TO DO:
Collect every line that includes the string "What".

RECORD SET:
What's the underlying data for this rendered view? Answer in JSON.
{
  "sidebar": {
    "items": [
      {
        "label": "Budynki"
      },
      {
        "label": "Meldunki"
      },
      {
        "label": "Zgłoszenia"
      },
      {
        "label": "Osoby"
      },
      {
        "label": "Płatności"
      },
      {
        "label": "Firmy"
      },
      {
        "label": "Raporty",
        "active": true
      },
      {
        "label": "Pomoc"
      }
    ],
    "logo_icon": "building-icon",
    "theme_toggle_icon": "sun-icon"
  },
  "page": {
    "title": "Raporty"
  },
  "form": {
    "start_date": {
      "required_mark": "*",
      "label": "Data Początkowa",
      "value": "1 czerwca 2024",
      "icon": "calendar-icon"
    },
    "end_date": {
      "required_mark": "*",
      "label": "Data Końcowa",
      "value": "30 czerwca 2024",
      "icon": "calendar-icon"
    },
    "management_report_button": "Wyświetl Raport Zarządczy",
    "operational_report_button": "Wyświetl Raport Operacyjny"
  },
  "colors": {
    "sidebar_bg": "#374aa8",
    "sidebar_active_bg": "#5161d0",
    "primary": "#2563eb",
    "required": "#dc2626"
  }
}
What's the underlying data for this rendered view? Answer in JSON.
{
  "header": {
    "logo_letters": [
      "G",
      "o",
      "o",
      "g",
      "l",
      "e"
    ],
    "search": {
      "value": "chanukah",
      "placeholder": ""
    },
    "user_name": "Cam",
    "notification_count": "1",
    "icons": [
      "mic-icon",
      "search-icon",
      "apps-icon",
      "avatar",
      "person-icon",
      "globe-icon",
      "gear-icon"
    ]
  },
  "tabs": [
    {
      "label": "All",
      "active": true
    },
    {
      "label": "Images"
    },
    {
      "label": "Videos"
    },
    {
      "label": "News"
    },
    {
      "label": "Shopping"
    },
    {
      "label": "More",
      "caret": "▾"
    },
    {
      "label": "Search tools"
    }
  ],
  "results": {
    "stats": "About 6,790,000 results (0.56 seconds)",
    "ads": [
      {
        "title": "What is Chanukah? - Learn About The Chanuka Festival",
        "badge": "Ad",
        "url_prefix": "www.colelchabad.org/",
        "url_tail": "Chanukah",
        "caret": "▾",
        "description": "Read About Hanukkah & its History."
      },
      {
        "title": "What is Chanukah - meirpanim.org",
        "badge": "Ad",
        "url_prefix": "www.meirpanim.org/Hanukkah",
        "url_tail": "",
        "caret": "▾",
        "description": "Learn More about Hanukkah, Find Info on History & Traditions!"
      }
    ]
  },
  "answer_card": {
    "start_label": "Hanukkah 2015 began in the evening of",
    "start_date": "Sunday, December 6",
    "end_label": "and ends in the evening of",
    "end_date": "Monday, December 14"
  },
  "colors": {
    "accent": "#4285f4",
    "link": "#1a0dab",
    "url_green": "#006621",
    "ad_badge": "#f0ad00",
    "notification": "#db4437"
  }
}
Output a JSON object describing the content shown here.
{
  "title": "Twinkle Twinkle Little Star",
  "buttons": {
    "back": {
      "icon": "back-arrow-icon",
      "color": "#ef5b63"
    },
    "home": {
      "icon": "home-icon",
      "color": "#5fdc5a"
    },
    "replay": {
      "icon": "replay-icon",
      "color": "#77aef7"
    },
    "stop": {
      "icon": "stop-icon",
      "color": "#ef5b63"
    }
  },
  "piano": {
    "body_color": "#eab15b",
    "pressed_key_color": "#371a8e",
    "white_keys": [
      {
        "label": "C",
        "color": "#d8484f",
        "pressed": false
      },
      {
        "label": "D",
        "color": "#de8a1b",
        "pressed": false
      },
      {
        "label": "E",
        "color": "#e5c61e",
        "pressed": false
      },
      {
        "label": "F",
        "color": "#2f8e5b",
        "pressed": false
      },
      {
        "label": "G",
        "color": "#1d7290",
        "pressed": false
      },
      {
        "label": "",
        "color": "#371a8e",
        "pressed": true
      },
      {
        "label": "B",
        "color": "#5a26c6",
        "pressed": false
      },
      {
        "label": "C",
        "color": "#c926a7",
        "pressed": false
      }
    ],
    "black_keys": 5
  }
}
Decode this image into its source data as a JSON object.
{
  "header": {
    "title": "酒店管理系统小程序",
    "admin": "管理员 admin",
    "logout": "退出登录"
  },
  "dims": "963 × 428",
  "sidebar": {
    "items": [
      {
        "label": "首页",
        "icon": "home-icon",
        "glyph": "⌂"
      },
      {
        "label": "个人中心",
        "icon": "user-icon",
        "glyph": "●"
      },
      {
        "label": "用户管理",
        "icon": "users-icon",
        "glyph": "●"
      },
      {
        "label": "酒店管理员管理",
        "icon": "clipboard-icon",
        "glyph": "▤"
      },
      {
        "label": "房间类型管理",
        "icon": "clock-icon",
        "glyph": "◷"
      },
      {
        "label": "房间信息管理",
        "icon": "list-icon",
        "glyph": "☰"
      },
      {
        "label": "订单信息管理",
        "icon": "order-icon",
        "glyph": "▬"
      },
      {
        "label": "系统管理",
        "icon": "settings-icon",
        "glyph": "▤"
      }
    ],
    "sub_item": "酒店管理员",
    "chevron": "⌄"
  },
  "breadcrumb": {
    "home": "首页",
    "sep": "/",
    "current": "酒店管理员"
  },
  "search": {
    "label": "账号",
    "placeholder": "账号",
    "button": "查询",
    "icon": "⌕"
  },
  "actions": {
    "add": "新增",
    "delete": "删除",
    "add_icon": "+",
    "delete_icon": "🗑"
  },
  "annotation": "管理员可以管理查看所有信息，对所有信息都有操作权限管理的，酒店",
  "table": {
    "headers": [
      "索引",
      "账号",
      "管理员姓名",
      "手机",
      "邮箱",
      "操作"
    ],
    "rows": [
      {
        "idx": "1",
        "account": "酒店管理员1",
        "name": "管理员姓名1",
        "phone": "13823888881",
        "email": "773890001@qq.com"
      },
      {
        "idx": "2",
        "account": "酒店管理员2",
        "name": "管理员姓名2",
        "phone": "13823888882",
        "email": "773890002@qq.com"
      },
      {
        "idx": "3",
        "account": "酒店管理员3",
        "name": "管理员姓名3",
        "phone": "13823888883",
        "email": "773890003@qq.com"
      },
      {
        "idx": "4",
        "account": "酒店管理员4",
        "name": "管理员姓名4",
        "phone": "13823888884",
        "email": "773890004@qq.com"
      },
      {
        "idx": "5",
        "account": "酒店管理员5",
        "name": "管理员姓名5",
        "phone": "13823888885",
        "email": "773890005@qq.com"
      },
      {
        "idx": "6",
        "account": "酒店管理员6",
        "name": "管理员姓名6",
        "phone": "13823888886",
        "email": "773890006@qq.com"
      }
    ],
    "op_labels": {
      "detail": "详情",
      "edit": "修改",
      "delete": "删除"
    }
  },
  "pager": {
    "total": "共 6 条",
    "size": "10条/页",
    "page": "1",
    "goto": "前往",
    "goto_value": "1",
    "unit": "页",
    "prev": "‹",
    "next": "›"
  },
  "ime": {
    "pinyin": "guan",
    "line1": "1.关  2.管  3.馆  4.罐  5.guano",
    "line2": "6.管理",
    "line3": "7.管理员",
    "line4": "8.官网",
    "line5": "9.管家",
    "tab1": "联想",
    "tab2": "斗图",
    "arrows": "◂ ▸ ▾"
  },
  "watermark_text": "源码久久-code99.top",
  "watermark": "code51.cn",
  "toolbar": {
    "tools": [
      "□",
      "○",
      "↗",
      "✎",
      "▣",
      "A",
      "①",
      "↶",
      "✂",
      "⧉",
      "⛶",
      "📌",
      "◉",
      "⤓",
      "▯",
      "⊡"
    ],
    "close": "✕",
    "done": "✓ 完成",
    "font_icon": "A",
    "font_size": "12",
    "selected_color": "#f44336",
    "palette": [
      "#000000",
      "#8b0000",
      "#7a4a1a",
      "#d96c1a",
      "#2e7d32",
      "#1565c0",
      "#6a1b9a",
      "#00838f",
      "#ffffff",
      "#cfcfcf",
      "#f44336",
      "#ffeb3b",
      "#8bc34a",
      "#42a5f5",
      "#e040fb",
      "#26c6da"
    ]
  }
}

RIGHT ANSWER:
What's the underlying data for this rendered view? Answer in JSON.
What's the underlying data for this rendered view? Answer in JSON.
        "title": "What is Chanukah? - Learn About The Chanuka Festival",
        "title": "What is Chanukah - meirpanim.org",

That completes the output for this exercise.